-- start of DATA FOR THE TASK --
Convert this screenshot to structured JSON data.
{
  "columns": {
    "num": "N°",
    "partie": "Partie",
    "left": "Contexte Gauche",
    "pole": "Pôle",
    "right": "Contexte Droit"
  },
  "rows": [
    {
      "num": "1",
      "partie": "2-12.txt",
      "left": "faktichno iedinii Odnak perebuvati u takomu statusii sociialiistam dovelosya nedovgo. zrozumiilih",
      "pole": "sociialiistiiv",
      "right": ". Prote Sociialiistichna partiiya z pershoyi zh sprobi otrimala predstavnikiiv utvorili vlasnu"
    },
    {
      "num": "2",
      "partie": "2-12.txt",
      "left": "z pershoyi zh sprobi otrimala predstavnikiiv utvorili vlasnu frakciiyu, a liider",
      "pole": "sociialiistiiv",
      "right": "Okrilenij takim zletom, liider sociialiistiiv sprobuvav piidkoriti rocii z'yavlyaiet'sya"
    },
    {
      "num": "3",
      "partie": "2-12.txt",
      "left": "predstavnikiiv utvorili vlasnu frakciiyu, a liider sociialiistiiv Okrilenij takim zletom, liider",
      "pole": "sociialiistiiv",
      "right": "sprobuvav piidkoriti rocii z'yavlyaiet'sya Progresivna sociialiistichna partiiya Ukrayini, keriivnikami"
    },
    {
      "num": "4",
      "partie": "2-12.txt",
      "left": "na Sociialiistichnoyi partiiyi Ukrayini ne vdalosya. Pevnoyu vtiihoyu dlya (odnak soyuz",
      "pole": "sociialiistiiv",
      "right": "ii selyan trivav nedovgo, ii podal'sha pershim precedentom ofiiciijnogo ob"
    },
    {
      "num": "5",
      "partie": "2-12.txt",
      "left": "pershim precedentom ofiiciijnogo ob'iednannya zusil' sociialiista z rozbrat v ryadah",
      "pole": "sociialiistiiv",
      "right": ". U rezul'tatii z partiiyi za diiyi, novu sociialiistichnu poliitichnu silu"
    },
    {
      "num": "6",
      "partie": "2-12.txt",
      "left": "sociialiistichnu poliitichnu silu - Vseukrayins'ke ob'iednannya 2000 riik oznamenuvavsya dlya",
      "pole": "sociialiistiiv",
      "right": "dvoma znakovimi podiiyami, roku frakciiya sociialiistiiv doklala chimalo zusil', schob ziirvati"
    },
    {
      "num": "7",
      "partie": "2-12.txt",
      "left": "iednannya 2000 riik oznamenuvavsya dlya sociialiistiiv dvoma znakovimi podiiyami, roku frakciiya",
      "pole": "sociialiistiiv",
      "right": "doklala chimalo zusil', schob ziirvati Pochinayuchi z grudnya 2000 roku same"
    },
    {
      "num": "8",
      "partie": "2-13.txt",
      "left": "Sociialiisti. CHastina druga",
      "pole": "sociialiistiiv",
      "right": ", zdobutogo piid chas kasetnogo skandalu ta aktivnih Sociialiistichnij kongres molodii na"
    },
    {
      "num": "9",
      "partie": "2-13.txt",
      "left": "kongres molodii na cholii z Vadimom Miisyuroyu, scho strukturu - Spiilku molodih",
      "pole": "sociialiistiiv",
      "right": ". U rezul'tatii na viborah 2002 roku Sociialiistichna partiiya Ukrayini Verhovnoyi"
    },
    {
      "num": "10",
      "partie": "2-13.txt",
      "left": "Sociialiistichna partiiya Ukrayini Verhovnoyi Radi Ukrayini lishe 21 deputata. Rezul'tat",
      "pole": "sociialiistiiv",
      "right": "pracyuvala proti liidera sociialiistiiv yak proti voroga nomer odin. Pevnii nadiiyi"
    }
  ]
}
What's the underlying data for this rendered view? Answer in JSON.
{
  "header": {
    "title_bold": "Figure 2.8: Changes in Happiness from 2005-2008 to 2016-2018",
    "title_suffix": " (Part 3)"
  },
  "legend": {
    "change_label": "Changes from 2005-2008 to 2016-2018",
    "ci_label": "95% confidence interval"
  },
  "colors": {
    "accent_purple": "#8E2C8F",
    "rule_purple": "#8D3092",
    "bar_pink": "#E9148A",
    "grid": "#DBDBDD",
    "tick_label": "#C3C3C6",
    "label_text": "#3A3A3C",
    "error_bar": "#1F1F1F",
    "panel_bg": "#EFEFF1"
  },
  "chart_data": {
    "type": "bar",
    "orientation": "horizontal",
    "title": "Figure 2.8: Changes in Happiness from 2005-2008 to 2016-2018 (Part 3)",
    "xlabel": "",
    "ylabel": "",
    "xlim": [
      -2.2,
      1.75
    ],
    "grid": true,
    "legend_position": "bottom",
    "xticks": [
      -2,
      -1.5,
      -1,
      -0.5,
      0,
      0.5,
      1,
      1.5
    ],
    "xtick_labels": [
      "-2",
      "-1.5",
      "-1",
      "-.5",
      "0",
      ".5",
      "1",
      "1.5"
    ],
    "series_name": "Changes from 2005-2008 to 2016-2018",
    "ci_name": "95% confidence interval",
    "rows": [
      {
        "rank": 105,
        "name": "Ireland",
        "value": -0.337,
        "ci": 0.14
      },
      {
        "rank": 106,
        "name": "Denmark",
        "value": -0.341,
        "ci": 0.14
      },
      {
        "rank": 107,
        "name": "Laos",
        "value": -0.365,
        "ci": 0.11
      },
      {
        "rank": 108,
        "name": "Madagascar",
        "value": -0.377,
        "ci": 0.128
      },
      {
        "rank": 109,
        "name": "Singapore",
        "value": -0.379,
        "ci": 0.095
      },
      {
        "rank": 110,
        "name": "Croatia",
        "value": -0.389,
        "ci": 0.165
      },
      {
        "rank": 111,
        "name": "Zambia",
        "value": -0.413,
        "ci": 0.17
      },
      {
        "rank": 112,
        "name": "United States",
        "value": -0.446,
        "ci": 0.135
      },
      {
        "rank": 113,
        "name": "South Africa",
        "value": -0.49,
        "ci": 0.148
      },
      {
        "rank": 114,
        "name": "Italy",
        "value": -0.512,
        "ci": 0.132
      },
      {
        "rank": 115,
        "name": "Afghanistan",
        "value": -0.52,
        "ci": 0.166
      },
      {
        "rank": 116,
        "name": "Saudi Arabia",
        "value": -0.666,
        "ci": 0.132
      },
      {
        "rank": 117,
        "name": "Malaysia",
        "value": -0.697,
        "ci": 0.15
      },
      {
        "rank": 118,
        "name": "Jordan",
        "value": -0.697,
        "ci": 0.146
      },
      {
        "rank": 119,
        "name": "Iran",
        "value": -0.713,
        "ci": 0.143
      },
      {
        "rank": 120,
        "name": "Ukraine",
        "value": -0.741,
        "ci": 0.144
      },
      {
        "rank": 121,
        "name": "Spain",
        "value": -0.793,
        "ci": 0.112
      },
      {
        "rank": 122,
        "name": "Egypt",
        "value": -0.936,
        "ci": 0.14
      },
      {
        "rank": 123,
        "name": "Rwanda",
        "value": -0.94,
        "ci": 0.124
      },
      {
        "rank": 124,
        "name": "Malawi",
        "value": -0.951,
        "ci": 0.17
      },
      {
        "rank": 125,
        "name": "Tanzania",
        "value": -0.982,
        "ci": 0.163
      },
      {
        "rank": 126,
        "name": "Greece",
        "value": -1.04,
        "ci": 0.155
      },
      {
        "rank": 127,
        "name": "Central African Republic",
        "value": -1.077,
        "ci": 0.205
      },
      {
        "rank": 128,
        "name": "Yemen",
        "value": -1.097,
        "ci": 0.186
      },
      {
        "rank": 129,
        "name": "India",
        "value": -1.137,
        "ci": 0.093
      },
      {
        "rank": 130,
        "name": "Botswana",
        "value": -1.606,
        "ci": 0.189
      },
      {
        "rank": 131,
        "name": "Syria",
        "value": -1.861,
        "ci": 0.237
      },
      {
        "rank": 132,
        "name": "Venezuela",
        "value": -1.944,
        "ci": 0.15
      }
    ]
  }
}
-- end of DATA FOR THE TASK --
WRITTEN PROBLEM: Report how many lines of the records above contain the word "roku", and give only that number.

SOLUTION FOR THIS EXERCISE: 4